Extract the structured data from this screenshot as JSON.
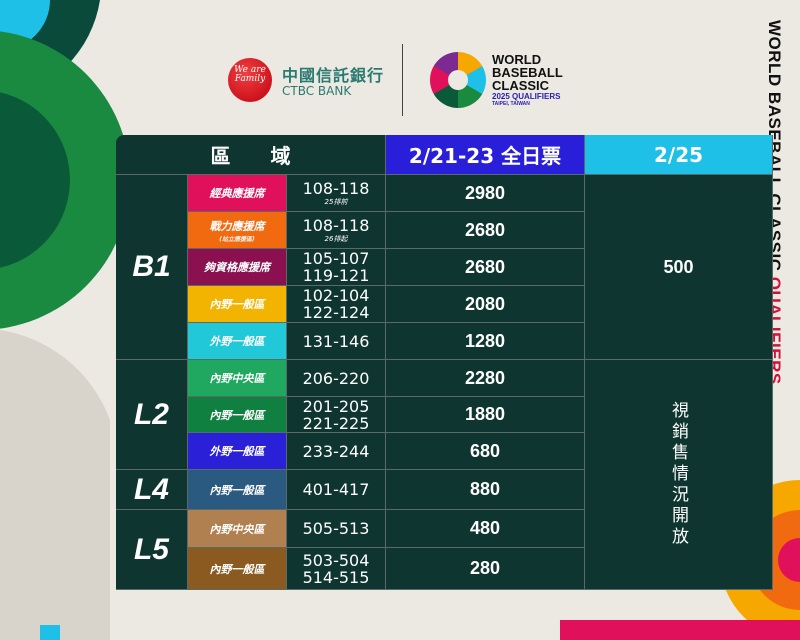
{
  "logos": {
    "ctbc_badge": "We are Family",
    "ctbc_zh": "中國信託銀行",
    "ctbc_en": "CTBC BANK",
    "wbc_lines": [
      "WORLD",
      "BASEBALL",
      "CLASSIC"
    ],
    "wbc_qualifiers": "2025 QUALIFIERS",
    "wbc_location": "TAIPEI, TAIWAN"
  },
  "side_title": {
    "main": "WORLD BASEBALL CLASSIC ",
    "accent": "QUALIFIERS"
  },
  "header": {
    "zone": "區　　域",
    "day1": "2/21-23 全日票",
    "day2": "2/25"
  },
  "colors": {
    "table_bg": "#0f3530",
    "day1_header": "#2a1fd9",
    "day2_header": "#1ec0e8",
    "accent_red": "#d0103a"
  },
  "zones": [
    {
      "label": "B1"
    },
    {
      "label": "L2"
    },
    {
      "label": "L4"
    },
    {
      "label": "L5"
    }
  ],
  "rows": [
    {
      "name": "經典應援席",
      "sub": "",
      "seats": "108-118",
      "seats2": "",
      "seat_note": "25排前",
      "price": "2980",
      "color": "#e0105a"
    },
    {
      "name": "戰力應援席",
      "sub": "(站立應援區)",
      "seats": "108-118",
      "seats2": "",
      "seat_note": "26排起",
      "price": "2680",
      "color": "#f26a10"
    },
    {
      "name": "夠資格應援席",
      "sub": "",
      "seats": "105-107",
      "seats2": "119-121",
      "seat_note": "",
      "price": "2680",
      "color": "#8a1050"
    },
    {
      "name": "內野一般區",
      "sub": "",
      "seats": "102-104",
      "seats2": "122-124",
      "seat_note": "",
      "price": "2080",
      "color": "#f2b400"
    },
    {
      "name": "外野一般區",
      "sub": "",
      "seats": "131-146",
      "seats2": "",
      "seat_note": "",
      "price": "1280",
      "color": "#20c8d8"
    },
    {
      "name": "內野中央區",
      "sub": "",
      "seats": "206-220",
      "seats2": "",
      "seat_note": "",
      "price": "2280",
      "color": "#20a860"
    },
    {
      "name": "內野一般區",
      "sub": "",
      "seats": "201-205",
      "seats2": "221-225",
      "seat_note": "",
      "price": "1880",
      "color": "#108040"
    },
    {
      "name": "外野一般區",
      "sub": "",
      "seats": "233-244",
      "seats2": "",
      "seat_note": "",
      "price": "680",
      "color": "#2a20d8"
    },
    {
      "name": "內野一般區",
      "sub": "",
      "seats": "401-417",
      "seats2": "",
      "seat_note": "",
      "price": "880",
      "color": "#2a5a80"
    },
    {
      "name": "內野中央區",
      "sub": "",
      "seats": "505-513",
      "seats2": "",
      "seat_note": "",
      "price": "480",
      "color": "#b08050"
    },
    {
      "name": "內野一般區",
      "sub": "",
      "seats": "503-504",
      "seats2": "514-515",
      "seat_note": "",
      "price": "280",
      "color": "#8a5a20"
    }
  ],
  "day2": {
    "b1_price": "500",
    "other_note": "視銷售情況開放"
  }
}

※

Transcribe all the data word for word; the images stay out.

Extract the structured data from this screenshot as JSON.
{
  "logos": {
    "ctbc_badge": "We are Family",
    "ctbc_zh": "中國信託銀行",
    "ctbc_en": "CTBC BANK",
    "wbc_lines": [
      "WORLD",
      "BASEBALL",
      "CLASSIC"
    ],
    "wbc_qualifiers": "2025 QUALIFIERS",
    "wbc_location": "TAIPEI, TAIWAN"
  },
  "side_title": {
    "main": "WORLD BASEBALL CLASSIC ",
    "accent": "QUALIFIERS"
  },
  "header": {
    "zone": "區　　域",
    "day1": "2/21-23 全日票",
    "day2": "2/25"
  },
  "colors": {
    "table_bg": "#0f3530",
    "day1_header": "#2a1fd9",
    "day2_header": "#1ec0e8",
    "accent_red": "#d0103a"
  },
  "zones": [
    {
      "label": "B1"
    },
    {
      "label": "L2"
    },
    {
      "label": "L4"
    },
    {
      "label": "L5"
    }
  ],
  "rows": [
    {
      "name": "經典應援席",
      "sub": "",
      "seats": "108-118",
      "seats2": "",
      "seat_note": "25排前",
      "price": "2980",
      "color": "#e0105a"
    },
    {
      "name": "戰力應援席",
      "sub": "(站立應援區)",
      "seats": "108-118",
      "seats2": "",
      "seat_note": "26排起",
      "price": "2680",
      "color": "#f26a10"
    },
    {
      "name": "夠資格應援席",
      "sub": "",
      "seats": "105-107",
      "seats2": "119-121",
      "seat_note": "",
      "price": "2680",
      "color": "#8a1050"
    },
    {
      "name": "內野一般區",
      "sub": "",
      "seats": "102-104",
      "seats2": "122-124",
      "seat_note": "",
      "price": "2080",
      "color": "#f2b400"
    },
    {
      "name": "外野一般區",
      "sub": "",
      "seats": "131-146",
      "seats2": "",
      "seat_note": "",
      "price": "1280",
      "color": "#20c8d8"
    },
    {
      "name": "內野中央區",
      "sub": "",
      "seats": "206-220",
      "seats2": "",
      "seat_note": "",
      "price": "2280",
      "color": "#20a860"
    },
    {
      "name": "內野一般區",
      "sub": "",
      "seats": "201-205",
      "seats2": "221-225",
      "seat_note": "",
      "price": "1880",
      "color": "#108040"
    },
    {
      "name": "外野一般區",
      "sub": "",
      "seats": "233-244",
      "seats2": "",
      "seat_note": "",
      "price": "680",
      "color": "#2a20d8"
    },
    {
      "name": "內野一般區",
      "sub": "",
      "seats": "401-417",
      "seats2": "",
      "seat_note": "",
      "price": "880",
      "color": "#2a5a80"
    },
    {
      "name": "內野中央區",
      "sub": "",
      "seats": "505-513",
      "seats2": "",
      "seat_note": "",
      "price": "480",
      "color": "#b08050"
    },
    {
      "name": "內野一般區",
      "sub": "",
      "seats": "503-504",
      "seats2": "514-515",
      "seat_note": "",
      "price": "280",
      "color": "#8a5a20"
    }
  ],
  "day2": {
    "b1_price": "500",
    "other_note": "視銷售情況開放"
  }
}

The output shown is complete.